§ **Set problem**
Output the data that follows exactly, line for line.

Data entries
-- -- --

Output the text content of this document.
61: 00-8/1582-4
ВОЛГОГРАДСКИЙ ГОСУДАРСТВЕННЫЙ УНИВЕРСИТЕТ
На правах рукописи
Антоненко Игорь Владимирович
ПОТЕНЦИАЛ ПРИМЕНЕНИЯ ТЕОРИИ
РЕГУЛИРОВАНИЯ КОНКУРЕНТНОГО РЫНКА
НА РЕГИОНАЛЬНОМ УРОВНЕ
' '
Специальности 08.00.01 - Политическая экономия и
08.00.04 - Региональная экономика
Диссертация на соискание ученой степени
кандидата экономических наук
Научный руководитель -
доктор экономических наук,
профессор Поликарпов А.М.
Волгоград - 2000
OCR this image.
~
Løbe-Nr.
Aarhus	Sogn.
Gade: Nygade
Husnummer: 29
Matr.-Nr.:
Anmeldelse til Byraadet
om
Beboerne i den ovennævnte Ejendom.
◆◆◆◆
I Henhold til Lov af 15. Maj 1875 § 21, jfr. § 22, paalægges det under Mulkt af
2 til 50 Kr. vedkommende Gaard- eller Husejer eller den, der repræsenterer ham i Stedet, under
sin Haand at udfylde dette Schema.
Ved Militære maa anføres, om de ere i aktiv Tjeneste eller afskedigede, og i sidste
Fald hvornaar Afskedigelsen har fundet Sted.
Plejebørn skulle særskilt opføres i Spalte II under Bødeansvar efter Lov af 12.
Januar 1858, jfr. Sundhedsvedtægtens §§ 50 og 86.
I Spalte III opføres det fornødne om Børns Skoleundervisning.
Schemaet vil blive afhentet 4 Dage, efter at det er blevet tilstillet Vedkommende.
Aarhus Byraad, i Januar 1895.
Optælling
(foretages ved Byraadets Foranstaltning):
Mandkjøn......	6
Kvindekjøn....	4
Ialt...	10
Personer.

-- -- --

§ **Solution for this exercise**
Output the text content of this document.
61: 00-8/1582-4
ВОЛГОГРАДСКИЙ ГОСУДАРСТВЕННЫЙ УНИВЕРСИТЕТ
На правах рукописи
Антоненко Игорь Владимирович
ПОТЕНЦИАЛ ПРИМЕНЕНИЯ ТЕОРИИ
РЕГУЛИРОВАНИЯ КОНКУРЕНТНОГО РЫНКА
НА РЕГИОНАЛЬНОМ УРОВНЕ
' '
Специальности 08.00.01 - Политическая экономия и
08.00.04 - Региональная экономика
Диссертация на соискание ученой степени
кандидата экономических наук
Научный руководитель -
доктор экономических наук,
профессор Поликарпов А.М.
Волгоград - 2000
OCR this image.
~
Løbe-Nr.
Aarhus	Sogn.
Gade: Nygade
Husnummer: 29
Matr.-Nr.:
Anmeldelse til Byraadet
om
Beboerne i den ovennævnte Ejendom.
◆◆◆◆
I Henhold til Lov af 15. Maj 1875 § 21, jfr. § 22, paalægges det under Mulkt af
2 til 50 Kr. vedkommende Gaard- eller Husejer eller den, der repræsenterer ham i Stedet, under
sin Haand at udfylde dette Schema.
Ved Militære maa anføres, om de ere i aktiv Tjeneste eller afskedigede, og i sidste
Fald hvornaar Afskedigelsen har fundet Sted.
Plejebørn skulle særskilt opføres i Spalte II under Bødeansvar efter Lov af 12.
Januar 1858, jfr. Sundhedsvedtægtens §§ 50 og 86.
I Spalte III opføres det fornødne om Børns Skoleundervisning.
Schemaet vil blive afhentet 4 Dage, efter at det er blevet tilstillet Vedkommende.
Aarhus Byraad, i Januar 1895.
Optælling
(foretages ved Byraadets Foranstaltning):
Mandkjøn......	6
Kvindekjøn....	4
Ialt...	10
Personer.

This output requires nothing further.